Written problem | Report each line of the data that includes the word "name".

Records shown |
###

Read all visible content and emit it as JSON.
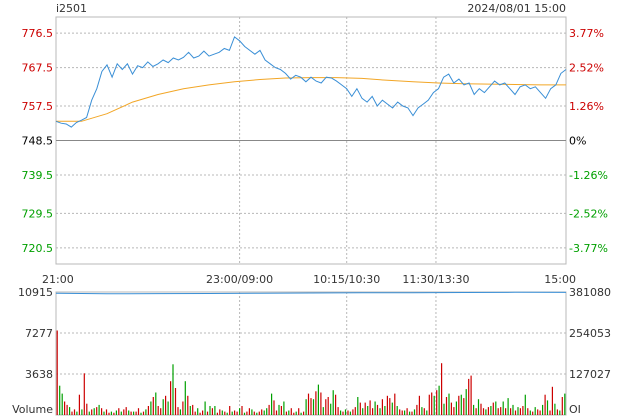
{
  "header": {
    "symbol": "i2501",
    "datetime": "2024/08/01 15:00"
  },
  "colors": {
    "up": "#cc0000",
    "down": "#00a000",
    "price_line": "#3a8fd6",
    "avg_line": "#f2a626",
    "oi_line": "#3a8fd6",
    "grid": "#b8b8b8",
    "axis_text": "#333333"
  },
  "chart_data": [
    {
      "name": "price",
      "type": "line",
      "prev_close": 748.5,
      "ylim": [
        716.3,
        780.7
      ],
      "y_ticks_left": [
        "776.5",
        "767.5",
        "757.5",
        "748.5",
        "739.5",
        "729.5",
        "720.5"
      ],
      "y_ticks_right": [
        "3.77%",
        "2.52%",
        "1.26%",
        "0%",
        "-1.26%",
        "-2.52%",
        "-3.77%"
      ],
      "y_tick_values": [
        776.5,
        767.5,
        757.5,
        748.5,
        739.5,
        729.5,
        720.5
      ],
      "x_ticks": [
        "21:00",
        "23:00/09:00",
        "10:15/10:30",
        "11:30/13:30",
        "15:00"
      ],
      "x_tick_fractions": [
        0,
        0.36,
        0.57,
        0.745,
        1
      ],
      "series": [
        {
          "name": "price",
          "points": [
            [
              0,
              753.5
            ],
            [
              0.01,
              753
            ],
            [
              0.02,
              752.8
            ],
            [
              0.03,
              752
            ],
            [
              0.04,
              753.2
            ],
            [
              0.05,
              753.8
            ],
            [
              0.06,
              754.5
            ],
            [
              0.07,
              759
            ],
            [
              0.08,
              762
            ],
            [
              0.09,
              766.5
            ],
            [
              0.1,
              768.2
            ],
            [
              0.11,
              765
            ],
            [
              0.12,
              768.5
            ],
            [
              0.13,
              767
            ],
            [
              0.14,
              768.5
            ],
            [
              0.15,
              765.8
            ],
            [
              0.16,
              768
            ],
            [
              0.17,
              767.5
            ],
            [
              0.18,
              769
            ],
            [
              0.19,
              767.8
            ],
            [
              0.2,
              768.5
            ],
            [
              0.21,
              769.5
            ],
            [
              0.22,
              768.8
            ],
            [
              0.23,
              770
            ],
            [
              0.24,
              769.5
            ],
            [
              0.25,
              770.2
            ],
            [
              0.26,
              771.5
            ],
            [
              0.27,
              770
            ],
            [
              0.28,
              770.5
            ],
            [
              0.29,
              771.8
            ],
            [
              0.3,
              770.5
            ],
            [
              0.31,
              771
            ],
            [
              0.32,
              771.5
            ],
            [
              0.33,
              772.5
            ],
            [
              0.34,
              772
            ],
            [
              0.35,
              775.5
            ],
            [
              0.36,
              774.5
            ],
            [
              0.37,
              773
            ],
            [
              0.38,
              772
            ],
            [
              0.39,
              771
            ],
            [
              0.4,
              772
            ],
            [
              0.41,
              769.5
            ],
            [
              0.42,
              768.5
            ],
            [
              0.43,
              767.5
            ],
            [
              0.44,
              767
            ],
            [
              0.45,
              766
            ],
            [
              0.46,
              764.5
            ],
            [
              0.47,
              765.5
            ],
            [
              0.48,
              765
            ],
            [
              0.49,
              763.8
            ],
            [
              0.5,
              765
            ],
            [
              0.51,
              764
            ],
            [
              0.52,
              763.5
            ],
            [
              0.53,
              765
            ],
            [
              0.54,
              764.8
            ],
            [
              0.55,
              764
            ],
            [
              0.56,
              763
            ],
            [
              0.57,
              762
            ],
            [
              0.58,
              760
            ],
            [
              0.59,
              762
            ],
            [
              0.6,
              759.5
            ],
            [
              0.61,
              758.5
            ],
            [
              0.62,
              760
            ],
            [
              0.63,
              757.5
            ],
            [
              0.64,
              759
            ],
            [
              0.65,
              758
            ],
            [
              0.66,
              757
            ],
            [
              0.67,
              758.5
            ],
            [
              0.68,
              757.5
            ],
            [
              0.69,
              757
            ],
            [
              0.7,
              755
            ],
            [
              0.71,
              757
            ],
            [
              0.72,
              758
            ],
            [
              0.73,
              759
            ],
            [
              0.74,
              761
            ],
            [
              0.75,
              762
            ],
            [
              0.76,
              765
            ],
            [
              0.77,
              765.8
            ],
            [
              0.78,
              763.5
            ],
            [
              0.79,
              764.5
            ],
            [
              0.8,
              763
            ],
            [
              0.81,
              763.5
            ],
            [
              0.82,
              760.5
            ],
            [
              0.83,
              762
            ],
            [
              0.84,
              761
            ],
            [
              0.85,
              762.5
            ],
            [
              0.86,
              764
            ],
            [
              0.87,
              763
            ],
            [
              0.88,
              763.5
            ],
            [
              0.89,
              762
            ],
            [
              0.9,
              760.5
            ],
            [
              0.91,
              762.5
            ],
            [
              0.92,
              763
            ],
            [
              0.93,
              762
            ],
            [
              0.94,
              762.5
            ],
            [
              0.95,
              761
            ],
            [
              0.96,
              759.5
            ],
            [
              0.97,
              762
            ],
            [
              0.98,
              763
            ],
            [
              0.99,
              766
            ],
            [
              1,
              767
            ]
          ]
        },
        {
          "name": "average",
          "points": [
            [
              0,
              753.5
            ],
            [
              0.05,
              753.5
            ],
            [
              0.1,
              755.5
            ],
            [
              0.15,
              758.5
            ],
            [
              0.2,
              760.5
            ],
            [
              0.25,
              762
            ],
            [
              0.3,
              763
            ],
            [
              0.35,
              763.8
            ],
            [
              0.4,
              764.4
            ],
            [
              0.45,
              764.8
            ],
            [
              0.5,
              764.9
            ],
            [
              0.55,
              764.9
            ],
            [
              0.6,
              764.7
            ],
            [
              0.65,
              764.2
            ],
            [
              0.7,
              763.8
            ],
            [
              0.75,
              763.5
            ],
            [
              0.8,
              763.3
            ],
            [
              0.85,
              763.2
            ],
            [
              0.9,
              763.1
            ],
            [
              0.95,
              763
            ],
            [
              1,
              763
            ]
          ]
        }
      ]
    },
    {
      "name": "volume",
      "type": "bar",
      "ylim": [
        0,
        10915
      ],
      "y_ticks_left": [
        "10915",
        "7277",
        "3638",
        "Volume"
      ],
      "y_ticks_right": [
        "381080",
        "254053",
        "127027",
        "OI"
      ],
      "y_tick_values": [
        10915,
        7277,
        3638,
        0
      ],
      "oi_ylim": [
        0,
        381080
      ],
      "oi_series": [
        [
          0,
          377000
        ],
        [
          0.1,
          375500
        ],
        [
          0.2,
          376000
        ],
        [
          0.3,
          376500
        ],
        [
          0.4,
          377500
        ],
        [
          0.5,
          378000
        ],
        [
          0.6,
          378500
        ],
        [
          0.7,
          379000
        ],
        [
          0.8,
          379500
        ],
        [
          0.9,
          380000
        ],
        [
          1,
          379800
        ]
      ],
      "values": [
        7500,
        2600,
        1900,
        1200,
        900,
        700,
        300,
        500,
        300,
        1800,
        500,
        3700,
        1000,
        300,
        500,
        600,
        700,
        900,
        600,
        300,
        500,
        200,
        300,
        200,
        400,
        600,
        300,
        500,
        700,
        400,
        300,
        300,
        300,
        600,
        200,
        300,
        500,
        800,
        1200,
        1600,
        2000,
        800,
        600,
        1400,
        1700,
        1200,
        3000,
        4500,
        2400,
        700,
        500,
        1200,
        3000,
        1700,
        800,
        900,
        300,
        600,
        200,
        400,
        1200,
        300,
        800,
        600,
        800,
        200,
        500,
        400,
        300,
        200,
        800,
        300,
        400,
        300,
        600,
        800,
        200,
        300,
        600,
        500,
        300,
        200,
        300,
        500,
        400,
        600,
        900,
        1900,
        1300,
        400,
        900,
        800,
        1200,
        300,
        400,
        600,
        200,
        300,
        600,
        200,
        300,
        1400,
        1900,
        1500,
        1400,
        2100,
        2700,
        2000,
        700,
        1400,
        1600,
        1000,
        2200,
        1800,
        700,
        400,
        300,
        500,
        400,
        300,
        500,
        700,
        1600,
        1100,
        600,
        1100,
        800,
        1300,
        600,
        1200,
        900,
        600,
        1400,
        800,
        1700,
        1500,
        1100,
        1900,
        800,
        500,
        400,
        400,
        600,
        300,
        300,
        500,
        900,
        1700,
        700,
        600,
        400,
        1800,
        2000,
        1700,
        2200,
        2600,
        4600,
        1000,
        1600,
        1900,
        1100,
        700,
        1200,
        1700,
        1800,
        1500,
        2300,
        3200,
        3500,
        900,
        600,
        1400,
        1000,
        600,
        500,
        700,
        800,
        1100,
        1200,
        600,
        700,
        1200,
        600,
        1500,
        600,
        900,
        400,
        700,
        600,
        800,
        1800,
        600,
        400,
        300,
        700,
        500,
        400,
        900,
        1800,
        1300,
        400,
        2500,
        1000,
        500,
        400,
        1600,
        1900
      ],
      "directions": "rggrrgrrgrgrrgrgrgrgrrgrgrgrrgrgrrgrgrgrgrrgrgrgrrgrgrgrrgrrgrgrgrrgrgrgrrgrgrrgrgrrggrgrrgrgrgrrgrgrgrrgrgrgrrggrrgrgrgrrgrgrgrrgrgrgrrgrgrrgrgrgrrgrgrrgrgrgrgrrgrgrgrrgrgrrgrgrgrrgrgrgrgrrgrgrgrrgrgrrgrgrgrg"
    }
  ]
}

###

Finished answer |
      "name": "price",
          "name": "price",
          "name": "average",
      "name": "volume",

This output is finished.